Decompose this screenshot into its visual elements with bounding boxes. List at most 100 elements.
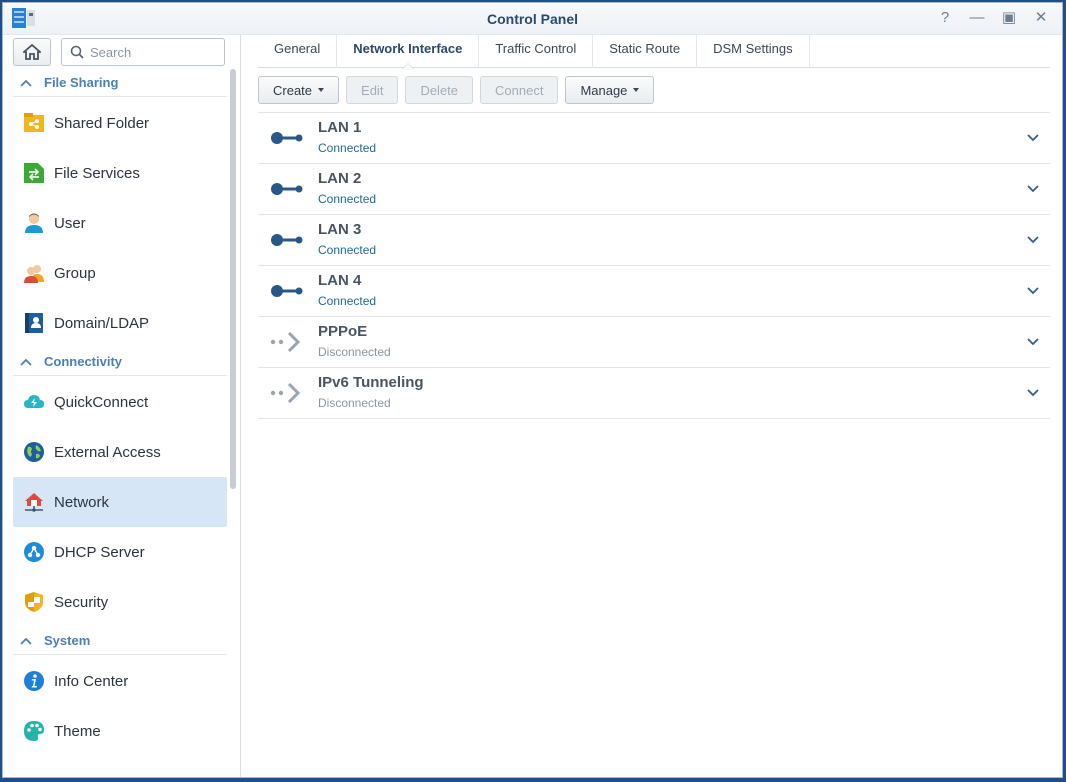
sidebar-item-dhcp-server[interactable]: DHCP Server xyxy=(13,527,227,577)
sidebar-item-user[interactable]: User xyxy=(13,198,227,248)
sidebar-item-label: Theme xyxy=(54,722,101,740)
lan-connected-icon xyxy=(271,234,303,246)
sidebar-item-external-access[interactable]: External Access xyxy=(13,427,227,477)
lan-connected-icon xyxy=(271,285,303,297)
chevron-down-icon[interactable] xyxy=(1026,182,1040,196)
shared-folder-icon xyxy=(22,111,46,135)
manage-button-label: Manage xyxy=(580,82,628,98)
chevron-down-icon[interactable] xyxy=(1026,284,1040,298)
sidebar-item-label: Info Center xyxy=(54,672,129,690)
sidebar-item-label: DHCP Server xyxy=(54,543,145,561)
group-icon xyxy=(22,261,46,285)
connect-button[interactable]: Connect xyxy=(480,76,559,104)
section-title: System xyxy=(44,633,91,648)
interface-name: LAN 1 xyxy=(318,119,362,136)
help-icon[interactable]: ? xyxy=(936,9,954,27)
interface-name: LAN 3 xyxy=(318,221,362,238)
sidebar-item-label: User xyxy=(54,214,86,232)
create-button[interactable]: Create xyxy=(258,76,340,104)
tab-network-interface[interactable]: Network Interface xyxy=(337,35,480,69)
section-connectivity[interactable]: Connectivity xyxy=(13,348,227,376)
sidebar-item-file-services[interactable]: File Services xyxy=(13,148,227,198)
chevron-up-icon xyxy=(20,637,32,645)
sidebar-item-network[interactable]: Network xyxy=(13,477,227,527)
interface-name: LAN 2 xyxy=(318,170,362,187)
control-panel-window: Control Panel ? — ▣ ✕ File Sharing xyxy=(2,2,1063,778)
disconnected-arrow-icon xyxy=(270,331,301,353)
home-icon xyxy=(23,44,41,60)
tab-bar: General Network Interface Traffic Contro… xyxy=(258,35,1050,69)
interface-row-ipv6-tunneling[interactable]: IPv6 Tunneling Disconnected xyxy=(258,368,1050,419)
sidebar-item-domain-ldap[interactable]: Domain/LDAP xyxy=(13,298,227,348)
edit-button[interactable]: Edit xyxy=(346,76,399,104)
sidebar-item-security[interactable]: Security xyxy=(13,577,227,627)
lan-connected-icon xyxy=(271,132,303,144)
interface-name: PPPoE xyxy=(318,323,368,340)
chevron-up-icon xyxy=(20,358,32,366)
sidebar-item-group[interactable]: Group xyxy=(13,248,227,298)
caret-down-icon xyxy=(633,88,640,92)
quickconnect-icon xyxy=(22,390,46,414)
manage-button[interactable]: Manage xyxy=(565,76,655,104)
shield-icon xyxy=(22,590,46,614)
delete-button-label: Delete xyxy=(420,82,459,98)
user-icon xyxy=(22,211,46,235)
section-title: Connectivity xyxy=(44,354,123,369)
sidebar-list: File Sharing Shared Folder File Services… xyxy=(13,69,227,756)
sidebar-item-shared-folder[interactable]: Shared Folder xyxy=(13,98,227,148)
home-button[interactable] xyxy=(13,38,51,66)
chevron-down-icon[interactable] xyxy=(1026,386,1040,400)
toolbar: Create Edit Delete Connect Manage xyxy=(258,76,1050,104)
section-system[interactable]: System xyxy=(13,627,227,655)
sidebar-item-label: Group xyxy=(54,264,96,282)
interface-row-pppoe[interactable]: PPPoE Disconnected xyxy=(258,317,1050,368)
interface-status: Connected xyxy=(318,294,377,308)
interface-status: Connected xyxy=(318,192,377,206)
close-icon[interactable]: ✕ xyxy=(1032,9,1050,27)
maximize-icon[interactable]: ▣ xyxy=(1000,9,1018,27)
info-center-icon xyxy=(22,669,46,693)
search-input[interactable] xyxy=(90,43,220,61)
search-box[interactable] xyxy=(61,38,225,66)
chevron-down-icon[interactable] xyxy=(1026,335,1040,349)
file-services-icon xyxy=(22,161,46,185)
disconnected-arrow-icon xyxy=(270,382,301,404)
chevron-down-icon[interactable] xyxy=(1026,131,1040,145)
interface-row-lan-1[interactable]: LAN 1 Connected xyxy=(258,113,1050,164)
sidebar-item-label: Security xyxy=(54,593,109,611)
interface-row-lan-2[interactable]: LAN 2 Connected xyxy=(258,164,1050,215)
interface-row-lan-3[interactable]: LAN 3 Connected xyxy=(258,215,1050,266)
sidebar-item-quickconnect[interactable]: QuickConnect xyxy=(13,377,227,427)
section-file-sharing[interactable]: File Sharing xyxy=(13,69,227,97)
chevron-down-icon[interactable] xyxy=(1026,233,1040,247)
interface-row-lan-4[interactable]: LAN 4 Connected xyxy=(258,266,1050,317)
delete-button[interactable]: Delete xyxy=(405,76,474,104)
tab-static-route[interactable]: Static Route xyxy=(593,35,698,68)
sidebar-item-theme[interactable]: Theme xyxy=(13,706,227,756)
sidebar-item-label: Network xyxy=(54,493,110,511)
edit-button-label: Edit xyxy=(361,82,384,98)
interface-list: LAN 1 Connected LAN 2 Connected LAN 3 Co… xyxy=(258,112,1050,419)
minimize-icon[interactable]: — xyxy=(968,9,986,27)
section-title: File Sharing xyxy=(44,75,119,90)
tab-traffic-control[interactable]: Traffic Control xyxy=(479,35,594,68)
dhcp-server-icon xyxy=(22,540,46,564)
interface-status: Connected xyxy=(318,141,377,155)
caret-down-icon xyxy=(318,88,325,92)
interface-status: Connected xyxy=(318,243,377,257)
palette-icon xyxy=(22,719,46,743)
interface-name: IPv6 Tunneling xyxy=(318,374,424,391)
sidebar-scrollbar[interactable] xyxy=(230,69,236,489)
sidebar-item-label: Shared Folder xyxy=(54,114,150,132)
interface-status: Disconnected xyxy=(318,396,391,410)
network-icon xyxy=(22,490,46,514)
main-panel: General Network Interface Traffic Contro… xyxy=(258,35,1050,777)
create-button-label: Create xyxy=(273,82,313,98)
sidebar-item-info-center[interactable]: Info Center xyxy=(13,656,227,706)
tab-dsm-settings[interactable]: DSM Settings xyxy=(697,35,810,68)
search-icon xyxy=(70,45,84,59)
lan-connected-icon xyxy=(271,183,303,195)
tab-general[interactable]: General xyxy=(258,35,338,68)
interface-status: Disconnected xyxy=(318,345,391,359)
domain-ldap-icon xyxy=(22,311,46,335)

#####

■ TASK STATEMENT: Rewrite the rows from the line containing "sidebar-item-dhcp-server[interactable]: DHCP Server" through the line containing "tab-network-interface[interactable]: Network Interface", inclusive, renaming "interface-name" to "interface-label" and leaving everything else unchanged.

■ TASK SOLUTION:
sidebar-item-dhcp-server[interactable]: DHCP Server xyxy=(13,527,227,577)
sidebar-item-user[interactable]: User xyxy=(13,198,227,248)
sidebar-item-label: Theme xyxy=(54,722,101,740)
lan-connected-icon xyxy=(271,234,303,246)
sidebar-item-external-access[interactable]: External Access xyxy=(13,427,227,477)
lan-connected-icon xyxy=(271,285,303,297)
chevron-down-icon[interactable] xyxy=(1026,182,1040,196)
shared-folder-icon xyxy=(22,111,46,135)
manage-button-label: Manage xyxy=(580,82,628,98)
chevron-down-icon[interactable] xyxy=(1026,284,1040,298)
sidebar-item-label: Info Center xyxy=(54,672,129,690)
sidebar-item-label: DHCP Server xyxy=(54,543,145,561)
group-icon xyxy=(22,261,46,285)
connect-button[interactable]: Connect xyxy=(480,76,559,104)
section-title: System xyxy=(44,633,91,648)
interface-label: LAN 1 xyxy=(318,119,362,136)
help-icon[interactable]: ? xyxy=(936,9,954,27)
interface-label: LAN 3 xyxy=(318,221,362,238)
sidebar-item-label: User xyxy=(54,214,86,232)
create-button[interactable]: Create xyxy=(258,76,340,104)
tab-network-interface[interactable]: Network Interface xyxy=(337,35,480,69)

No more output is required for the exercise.